> **To do**: Find how many lines in the data below mention "marker". Give the number only.

Dataset entries on figures
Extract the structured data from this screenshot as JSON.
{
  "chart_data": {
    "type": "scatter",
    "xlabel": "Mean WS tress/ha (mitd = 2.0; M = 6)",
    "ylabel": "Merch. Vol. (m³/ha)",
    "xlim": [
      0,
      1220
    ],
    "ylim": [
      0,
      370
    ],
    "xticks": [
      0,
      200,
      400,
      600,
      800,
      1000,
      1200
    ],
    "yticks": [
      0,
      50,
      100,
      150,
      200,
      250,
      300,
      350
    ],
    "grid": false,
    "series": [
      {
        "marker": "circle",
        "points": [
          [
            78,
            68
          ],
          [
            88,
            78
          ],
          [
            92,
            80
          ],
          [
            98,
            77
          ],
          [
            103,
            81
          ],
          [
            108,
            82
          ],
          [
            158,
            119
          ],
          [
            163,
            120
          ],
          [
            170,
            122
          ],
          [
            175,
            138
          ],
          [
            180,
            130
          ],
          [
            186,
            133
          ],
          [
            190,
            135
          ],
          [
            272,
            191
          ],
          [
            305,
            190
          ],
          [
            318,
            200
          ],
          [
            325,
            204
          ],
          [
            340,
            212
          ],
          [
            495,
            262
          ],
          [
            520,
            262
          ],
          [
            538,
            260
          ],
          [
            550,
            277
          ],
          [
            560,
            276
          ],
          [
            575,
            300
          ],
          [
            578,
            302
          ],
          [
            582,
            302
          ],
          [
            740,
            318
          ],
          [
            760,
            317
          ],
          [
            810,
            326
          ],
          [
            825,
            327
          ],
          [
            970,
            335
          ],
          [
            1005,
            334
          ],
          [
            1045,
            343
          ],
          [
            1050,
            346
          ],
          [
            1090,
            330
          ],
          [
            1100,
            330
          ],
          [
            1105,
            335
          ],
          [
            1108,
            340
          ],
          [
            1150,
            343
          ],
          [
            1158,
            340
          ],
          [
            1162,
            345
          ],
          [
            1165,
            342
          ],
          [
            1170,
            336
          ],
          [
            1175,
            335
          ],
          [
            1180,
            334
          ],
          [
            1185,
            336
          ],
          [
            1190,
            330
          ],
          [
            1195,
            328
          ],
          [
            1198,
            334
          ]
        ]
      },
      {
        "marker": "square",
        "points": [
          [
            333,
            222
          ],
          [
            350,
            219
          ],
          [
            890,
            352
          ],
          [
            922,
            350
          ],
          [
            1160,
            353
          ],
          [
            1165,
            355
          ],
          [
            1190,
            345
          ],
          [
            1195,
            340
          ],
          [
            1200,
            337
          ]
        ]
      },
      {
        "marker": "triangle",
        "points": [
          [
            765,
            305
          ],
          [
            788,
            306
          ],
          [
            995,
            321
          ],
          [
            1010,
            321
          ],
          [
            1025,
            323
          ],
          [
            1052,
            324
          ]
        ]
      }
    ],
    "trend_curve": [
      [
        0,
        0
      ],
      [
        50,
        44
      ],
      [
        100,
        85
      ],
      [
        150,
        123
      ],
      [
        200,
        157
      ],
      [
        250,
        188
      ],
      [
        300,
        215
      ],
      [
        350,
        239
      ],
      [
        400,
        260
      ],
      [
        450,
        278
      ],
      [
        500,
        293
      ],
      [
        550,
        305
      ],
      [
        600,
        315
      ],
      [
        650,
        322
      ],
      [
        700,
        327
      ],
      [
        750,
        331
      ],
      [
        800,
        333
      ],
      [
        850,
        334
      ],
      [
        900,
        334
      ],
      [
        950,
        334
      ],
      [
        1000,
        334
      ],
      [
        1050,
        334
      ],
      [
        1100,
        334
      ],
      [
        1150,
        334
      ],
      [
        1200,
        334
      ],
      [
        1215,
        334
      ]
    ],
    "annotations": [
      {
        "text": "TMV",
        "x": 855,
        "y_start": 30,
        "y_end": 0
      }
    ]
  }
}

> **Final result**: 3